> [Written exercise]:
Only the pictures are omitted; repeat all other data exactly.
● ● ● ●
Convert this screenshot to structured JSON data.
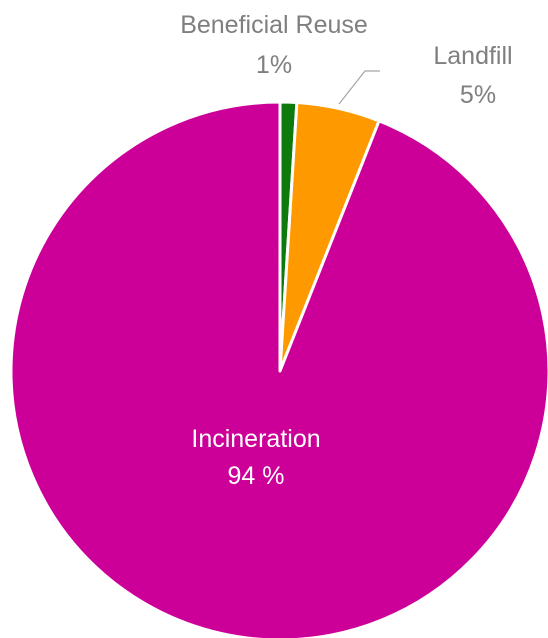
{
  "chart_data": {
    "type": "pie",
    "title": "",
    "slices": [
      {
        "name": "Beneficial Reuse",
        "value": 1,
        "label": "1%",
        "color": "#0e7a0d"
      },
      {
        "name": "Landfill",
        "value": 5,
        "label": "5%",
        "color": "#ff9900"
      },
      {
        "name": "Incineration",
        "value": 94,
        "label": "94 %",
        "color": "#cc0099"
      }
    ],
    "start_angle_deg": 0,
    "direction": "clockwise",
    "legend": "none",
    "label_color": "#7f7f7f",
    "inner_label_color": "#ffffff"
  }
}
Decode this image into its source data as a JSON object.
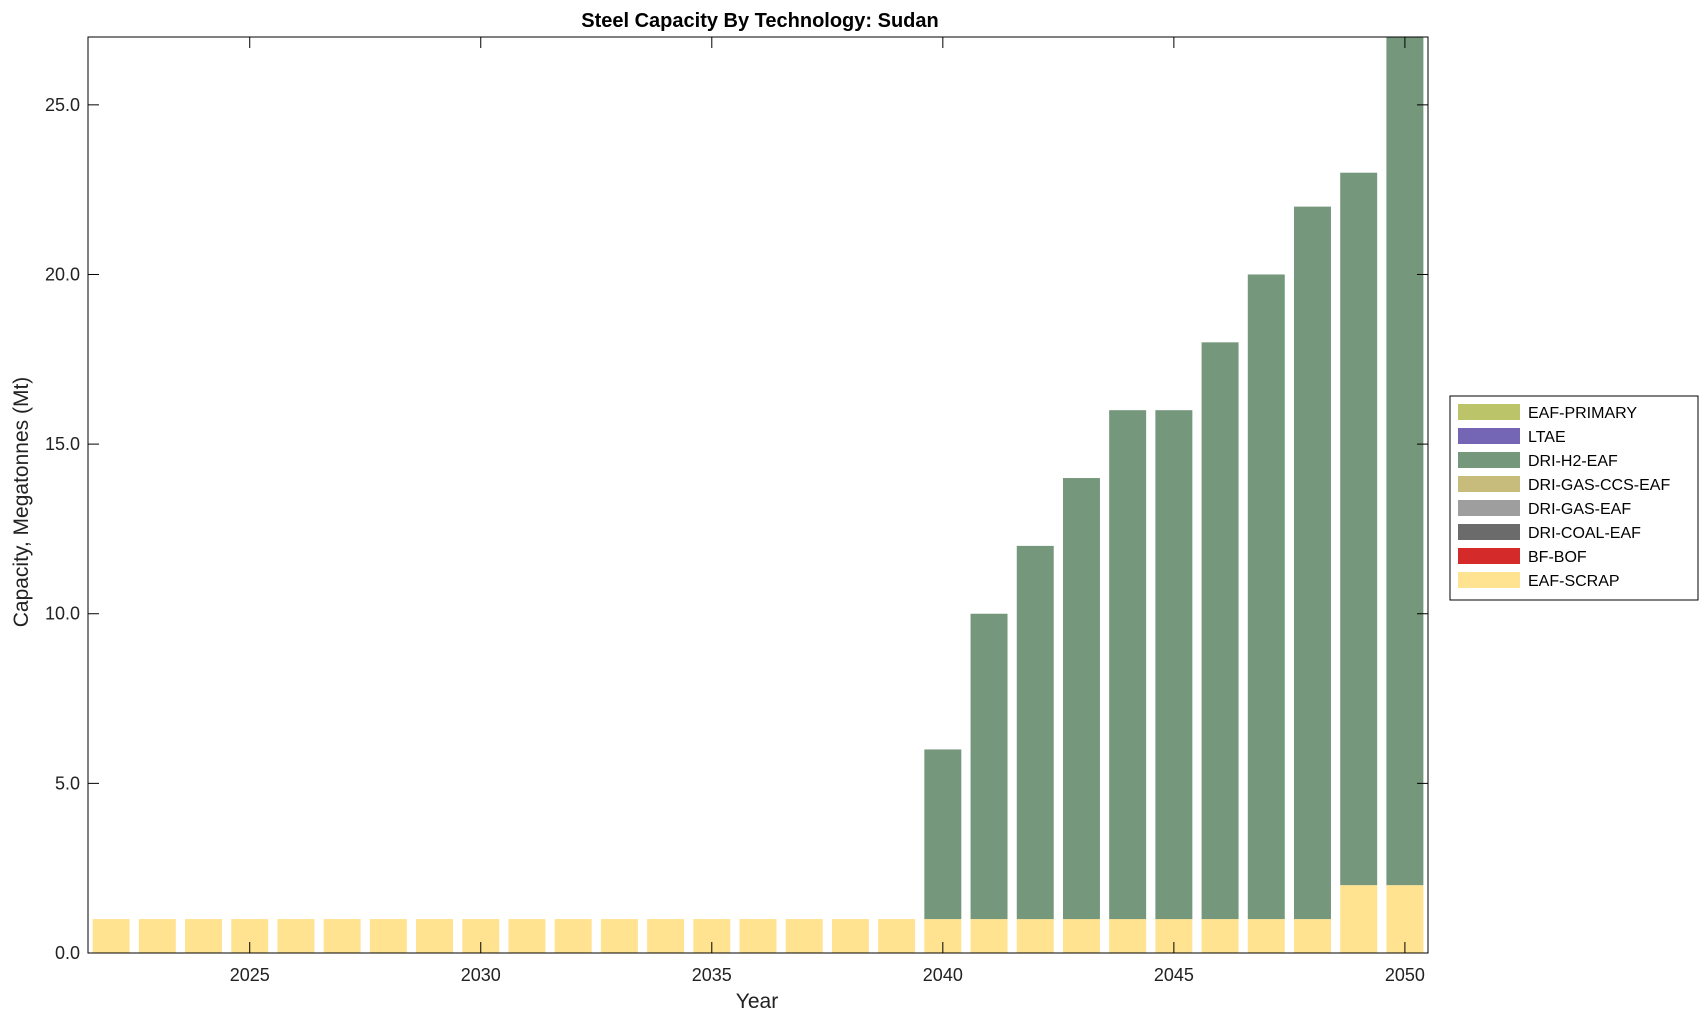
● ● ● ●
> [Response to the task]:
Convert this screenshot to structured JSON data.
{
  "chart_data": {
    "type": "pie",
    "title": "",
    "slices": [
      {
        "name": "Beneficial Reuse",
        "value": 1,
        "label": "1%",
        "color": "#0e7a0d"
      },
      {
        "name": "Landfill",
        "value": 5,
        "label": "5%",
        "color": "#ff9900"
      },
      {
        "name": "Incineration",
        "value": 94,
        "label": "94 %",
        "color": "#cc0099"
      }
    ],
    "start_angle_deg": 0,
    "direction": "clockwise",
    "legend": "none",
    "label_color": "#7f7f7f",
    "inner_label_color": "#ffffff"
  }
}
Decode this image into its source data as a JSON object.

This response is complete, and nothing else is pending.